Problem description> Output every record below exactly as it appears.

Entries supplied>
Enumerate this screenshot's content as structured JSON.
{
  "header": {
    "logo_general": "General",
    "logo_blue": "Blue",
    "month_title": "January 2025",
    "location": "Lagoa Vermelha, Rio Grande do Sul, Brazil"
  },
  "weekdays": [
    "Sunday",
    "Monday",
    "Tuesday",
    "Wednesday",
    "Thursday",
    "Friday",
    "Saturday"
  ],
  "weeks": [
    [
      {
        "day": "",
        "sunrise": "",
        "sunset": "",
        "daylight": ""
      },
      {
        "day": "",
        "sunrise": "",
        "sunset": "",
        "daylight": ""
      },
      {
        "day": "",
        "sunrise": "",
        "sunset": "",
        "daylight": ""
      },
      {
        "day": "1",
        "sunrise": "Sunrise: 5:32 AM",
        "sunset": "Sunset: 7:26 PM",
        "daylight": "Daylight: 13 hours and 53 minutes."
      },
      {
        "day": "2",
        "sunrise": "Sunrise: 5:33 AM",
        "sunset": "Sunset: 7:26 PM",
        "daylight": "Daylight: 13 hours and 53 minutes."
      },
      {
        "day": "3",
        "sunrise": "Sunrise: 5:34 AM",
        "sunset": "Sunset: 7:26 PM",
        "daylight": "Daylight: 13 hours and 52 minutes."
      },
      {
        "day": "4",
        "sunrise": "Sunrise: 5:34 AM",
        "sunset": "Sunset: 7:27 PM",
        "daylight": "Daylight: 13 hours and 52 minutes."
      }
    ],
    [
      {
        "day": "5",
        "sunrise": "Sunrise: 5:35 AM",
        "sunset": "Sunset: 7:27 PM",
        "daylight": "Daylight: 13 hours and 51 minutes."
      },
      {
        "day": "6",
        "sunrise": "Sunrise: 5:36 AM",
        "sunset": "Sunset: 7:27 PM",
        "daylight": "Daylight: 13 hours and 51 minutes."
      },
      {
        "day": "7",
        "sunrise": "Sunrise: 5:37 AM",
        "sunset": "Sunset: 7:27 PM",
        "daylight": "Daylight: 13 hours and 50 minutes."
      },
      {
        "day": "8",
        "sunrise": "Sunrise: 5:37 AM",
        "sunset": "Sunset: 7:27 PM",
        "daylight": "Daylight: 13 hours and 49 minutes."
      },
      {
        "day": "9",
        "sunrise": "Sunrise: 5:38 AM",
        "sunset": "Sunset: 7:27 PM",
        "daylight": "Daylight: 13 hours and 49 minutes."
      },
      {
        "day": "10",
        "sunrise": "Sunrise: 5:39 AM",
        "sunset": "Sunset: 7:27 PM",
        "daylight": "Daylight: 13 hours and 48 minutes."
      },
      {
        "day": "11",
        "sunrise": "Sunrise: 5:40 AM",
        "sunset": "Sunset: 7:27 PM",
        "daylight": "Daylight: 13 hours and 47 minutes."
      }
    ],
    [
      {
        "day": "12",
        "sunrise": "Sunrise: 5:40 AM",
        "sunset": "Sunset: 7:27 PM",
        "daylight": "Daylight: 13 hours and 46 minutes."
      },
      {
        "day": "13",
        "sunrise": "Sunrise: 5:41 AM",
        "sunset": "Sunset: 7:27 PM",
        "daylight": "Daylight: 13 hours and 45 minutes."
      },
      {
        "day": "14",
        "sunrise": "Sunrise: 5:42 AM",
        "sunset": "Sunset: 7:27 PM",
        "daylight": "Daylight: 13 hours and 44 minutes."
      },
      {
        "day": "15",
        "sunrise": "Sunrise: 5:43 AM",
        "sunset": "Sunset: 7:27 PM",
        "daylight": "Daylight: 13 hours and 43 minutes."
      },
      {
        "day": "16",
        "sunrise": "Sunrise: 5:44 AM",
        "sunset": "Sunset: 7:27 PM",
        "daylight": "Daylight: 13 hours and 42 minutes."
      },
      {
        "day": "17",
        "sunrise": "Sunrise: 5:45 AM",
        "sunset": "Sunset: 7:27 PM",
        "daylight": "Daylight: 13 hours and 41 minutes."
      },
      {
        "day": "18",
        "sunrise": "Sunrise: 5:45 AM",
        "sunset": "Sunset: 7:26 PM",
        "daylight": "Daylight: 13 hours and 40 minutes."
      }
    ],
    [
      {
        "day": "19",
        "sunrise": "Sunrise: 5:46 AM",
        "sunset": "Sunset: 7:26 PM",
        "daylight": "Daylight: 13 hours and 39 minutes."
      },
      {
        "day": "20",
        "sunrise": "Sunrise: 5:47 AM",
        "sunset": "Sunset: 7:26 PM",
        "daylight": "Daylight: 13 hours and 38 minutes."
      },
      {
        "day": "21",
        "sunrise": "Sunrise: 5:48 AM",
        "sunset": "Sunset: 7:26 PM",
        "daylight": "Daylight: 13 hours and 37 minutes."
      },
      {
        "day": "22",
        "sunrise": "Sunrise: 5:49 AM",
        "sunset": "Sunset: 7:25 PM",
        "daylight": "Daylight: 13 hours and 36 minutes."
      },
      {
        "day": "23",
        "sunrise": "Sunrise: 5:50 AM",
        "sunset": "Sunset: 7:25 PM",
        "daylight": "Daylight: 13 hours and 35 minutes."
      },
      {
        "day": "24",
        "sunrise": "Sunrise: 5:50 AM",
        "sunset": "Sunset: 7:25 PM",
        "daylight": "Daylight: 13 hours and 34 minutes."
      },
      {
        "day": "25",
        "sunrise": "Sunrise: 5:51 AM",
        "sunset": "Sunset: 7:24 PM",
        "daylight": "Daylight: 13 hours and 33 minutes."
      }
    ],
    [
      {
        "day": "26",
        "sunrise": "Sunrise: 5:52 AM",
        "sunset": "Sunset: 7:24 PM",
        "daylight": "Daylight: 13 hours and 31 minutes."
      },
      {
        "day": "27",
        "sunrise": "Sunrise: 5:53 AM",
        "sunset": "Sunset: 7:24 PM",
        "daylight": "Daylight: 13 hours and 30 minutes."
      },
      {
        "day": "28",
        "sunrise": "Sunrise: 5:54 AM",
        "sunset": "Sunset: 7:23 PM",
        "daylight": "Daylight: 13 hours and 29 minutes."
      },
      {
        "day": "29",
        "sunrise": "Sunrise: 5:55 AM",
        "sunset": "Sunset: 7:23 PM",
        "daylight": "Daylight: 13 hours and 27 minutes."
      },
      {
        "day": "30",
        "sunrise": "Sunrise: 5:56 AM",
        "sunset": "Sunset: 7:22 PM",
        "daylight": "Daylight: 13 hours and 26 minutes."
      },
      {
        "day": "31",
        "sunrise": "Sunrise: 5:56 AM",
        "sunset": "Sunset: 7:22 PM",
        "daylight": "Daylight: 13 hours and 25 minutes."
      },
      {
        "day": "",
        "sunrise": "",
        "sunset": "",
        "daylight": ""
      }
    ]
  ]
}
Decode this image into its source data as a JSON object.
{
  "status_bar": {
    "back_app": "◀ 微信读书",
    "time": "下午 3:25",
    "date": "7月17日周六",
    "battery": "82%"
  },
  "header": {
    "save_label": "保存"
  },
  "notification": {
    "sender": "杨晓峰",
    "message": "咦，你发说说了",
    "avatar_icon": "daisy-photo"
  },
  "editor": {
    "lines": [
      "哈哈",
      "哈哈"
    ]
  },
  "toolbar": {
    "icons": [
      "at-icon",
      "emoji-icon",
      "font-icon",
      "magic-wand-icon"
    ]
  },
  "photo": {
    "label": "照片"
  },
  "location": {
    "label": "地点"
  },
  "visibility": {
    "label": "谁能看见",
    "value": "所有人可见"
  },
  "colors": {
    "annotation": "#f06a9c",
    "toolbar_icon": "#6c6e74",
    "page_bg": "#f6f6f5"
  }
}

Written answer>
Enumerate this screenshot's content as structured JSON.
{
  "header": {
    "logo_general": "General",
    "logo_blue": "Blue",
    "month_title": "January 2025",
    "location": "Lagoa Vermelha, Rio Grande do Sul, Brazil"
  },
  "weekdays": [
    "Sunday",
    "Monday",
    "Tuesday",
    "Wednesday",
    "Thursday",
    "Friday",
    "Saturday"
  ],
  "weeks": [
    [
      {
        "day": "",
        "sunrise": "",
        "sunset": "",
        "daylight": ""
      },
      {
        "day": "",
        "sunrise": "",
        "sunset": "",
        "daylight": ""
      },
      {
        "day": "",
        "sunrise": "",
        "sunset": "",
        "daylight": ""
      },
      {
        "day": "1",
        "sunrise": "Sunrise: 5:32 AM",
        "sunset": "Sunset: 7:26 PM",
        "daylight": "Daylight: 13 hours and 53 minutes."
      },
      {
        "day": "2",
        "sunrise": "Sunrise: 5:33 AM",
        "sunset": "Sunset: 7:26 PM",
        "daylight": "Daylight: 13 hours and 53 minutes."
      },
      {
        "day": "3",
        "sunrise": "Sunrise: 5:34 AM",
        "sunset": "Sunset: 7:26 PM",
        "daylight": "Daylight: 13 hours and 52 minutes."
      },
      {
        "day": "4",
        "sunrise": "Sunrise: 5:34 AM",
        "sunset": "Sunset: 7:27 PM",
        "daylight": "Daylight: 13 hours and 52 minutes."
      }
    ],
    [
      {
        "day": "5",
        "sunrise": "Sunrise: 5:35 AM",
        "sunset": "Sunset: 7:27 PM",
        "daylight": "Daylight: 13 hours and 51 minutes."
      },
      {
        "day": "6",
        "sunrise": "Sunrise: 5:36 AM",
        "sunset": "Sunset: 7:27 PM",
        "daylight": "Daylight: 13 hours and 51 minutes."
      },
      {
        "day": "7",
        "sunrise": "Sunrise: 5:37 AM",
        "sunset": "Sunset: 7:27 PM",
        "daylight": "Daylight: 13 hours and 50 minutes."
      },
      {
        "day": "8",
        "sunrise": "Sunrise: 5:37 AM",
        "sunset": "Sunset: 7:27 PM",
        "daylight": "Daylight: 13 hours and 49 minutes."
      },
      {
        "day": "9",
        "sunrise": "Sunrise: 5:38 AM",
        "sunset": "Sunset: 7:27 PM",
        "daylight": "Daylight: 13 hours and 49 minutes."
      },
      {
        "day": "10",
        "sunrise": "Sunrise: 5:39 AM",
        "sunset": "Sunset: 7:27 PM",
        "daylight": "Daylight: 13 hours and 48 minutes."
      },
      {
        "day": "11",
        "sunrise": "Sunrise: 5:40 AM",
        "sunset": "Sunset: 7:27 PM",
        "daylight": "Daylight: 13 hours and 47 minutes."
      }
    ],
    [
      {
        "day": "12",
        "sunrise": "Sunrise: 5:40 AM",
        "sunset": "Sunset: 7:27 PM",
        "daylight": "Daylight: 13 hours and 46 minutes."
      },
      {
        "day": "13",
        "sunrise": "Sunrise: 5:41 AM",
        "sunset": "Sunset: 7:27 PM",
        "daylight": "Daylight: 13 hours and 45 minutes."
      },
      {
        "day": "14",
        "sunrise": "Sunrise: 5:42 AM",
        "sunset": "Sunset: 7:27 PM",
        "daylight": "Daylight: 13 hours and 44 minutes."
      },
      {
        "day": "15",
        "sunrise": "Sunrise: 5:43 AM",
        "sunset": "Sunset: 7:27 PM",
        "daylight": "Daylight: 13 hours and 43 minutes."
      },
      {
        "day": "16",
        "sunrise": "Sunrise: 5:44 AM",
        "sunset": "Sunset: 7:27 PM",
        "daylight": "Daylight: 13 hours and 42 minutes."
      },
      {
        "day": "17",
        "sunrise": "Sunrise: 5:45 AM",
        "sunset": "Sunset: 7:27 PM",
        "daylight": "Daylight: 13 hours and 41 minutes."
      },
      {
        "day": "18",
        "sunrise": "Sunrise: 5:45 AM",
        "sunset": "Sunset: 7:26 PM",
        "daylight": "Daylight: 13 hours and 40 minutes."
      }
    ],
    [
      {
        "day": "19",
        "sunrise": "Sunrise: 5:46 AM",
        "sunset": "Sunset: 7:26 PM",
        "daylight": "Daylight: 13 hours and 39 minutes."
      },
      {
        "day": "20",
        "sunrise": "Sunrise: 5:47 AM",
        "sunset": "Sunset: 7:26 PM",
        "daylight": "Daylight: 13 hours and 38 minutes."
      },
      {
        "day": "21",
        "sunrise": "Sunrise: 5:48 AM",
        "sunset": "Sunset: 7:26 PM",
        "daylight": "Daylight: 13 hours and 37 minutes."
      },
      {
        "day": "22",
        "sunrise": "Sunrise: 5:49 AM",
        "sunset": "Sunset: 7:25 PM",
        "daylight": "Daylight: 13 hours and 36 minutes."
      },
      {
        "day": "23",
        "sunrise": "Sunrise: 5:50 AM",
        "sunset": "Sunset: 7:25 PM",
        "daylight": "Daylight: 13 hours and 35 minutes."
      },
      {
        "day": "24",
        "sunrise": "Sunrise: 5:50 AM",
        "sunset": "Sunset: 7:25 PM",
        "daylight": "Daylight: 13 hours and 34 minutes."
      },
      {
        "day": "25",
        "sunrise": "Sunrise: 5:51 AM",
        "sunset": "Sunset: 7:24 PM",
        "daylight": "Daylight: 13 hours and 33 minutes."
      }
    ],
    [
      {
        "day": "26",
        "sunrise": "Sunrise: 5:52 AM",
        "sunset": "Sunset: 7:24 PM",
        "daylight": "Daylight: 13 hours and 31 minutes."
      },
      {
        "day": "27",
        "sunrise": "Sunrise: 5:53 AM",
        "sunset": "Sunset: 7:24 PM",
        "daylight": "Daylight: 13 hours and 30 minutes."
      },
      {
        "day": "28",
        "sunrise": "Sunrise: 5:54 AM",
        "sunset": "Sunset: 7:23 PM",
        "daylight": "Daylight: 13 hours and 29 minutes."
      },
      {
        "day": "29",
        "sunrise": "Sunrise: 5:55 AM",
        "sunset": "Sunset: 7:23 PM",
        "daylight": "Daylight: 13 hours and 27 minutes."
      },
      {
        "day": "30",
        "sunrise": "Sunrise: 5:56 AM",
        "sunset": "Sunset: 7:22 PM",
        "daylight": "Daylight: 13 hours and 26 minutes."
      },
      {
        "day": "31",
        "sunrise": "Sunrise: 5:56 AM",
        "sunset": "Sunset: 7:22 PM",
        "daylight": "Daylight: 13 hours and 25 minutes."
      },
      {
        "day": "",
        "sunrise": "",
        "sunset": "",
        "daylight": ""
      }
    ]
  ]
}
Decode this image into its source data as a JSON object.
{
  "status_bar": {
    "back_app": "◀ 微信读书",
    "time": "下午 3:25",
    "date": "7月17日周六",
    "battery": "82%"
  },
  "header": {
    "save_label": "保存"
  },
  "notification": {
    "sender": "杨晓峰",
    "message": "咦，你发说说了",
    "avatar_icon": "daisy-photo"
  },
  "editor": {
    "lines": [
      "哈哈",
      "哈哈"
    ]
  },
  "toolbar": {
    "icons": [
      "at-icon",
      "emoji-icon",
      "font-icon",
      "magic-wand-icon"
    ]
  },
  "photo": {
    "label": "照片"
  },
  "location": {
    "label": "地点"
  },
  "visibility": {
    "label": "谁能看见",
    "value": "所有人可见"
  },
  "colors": {
    "annotation": "#f06a9c",
    "toolbar_icon": "#6c6e74",
    "page_bg": "#f6f6f5"
  }
}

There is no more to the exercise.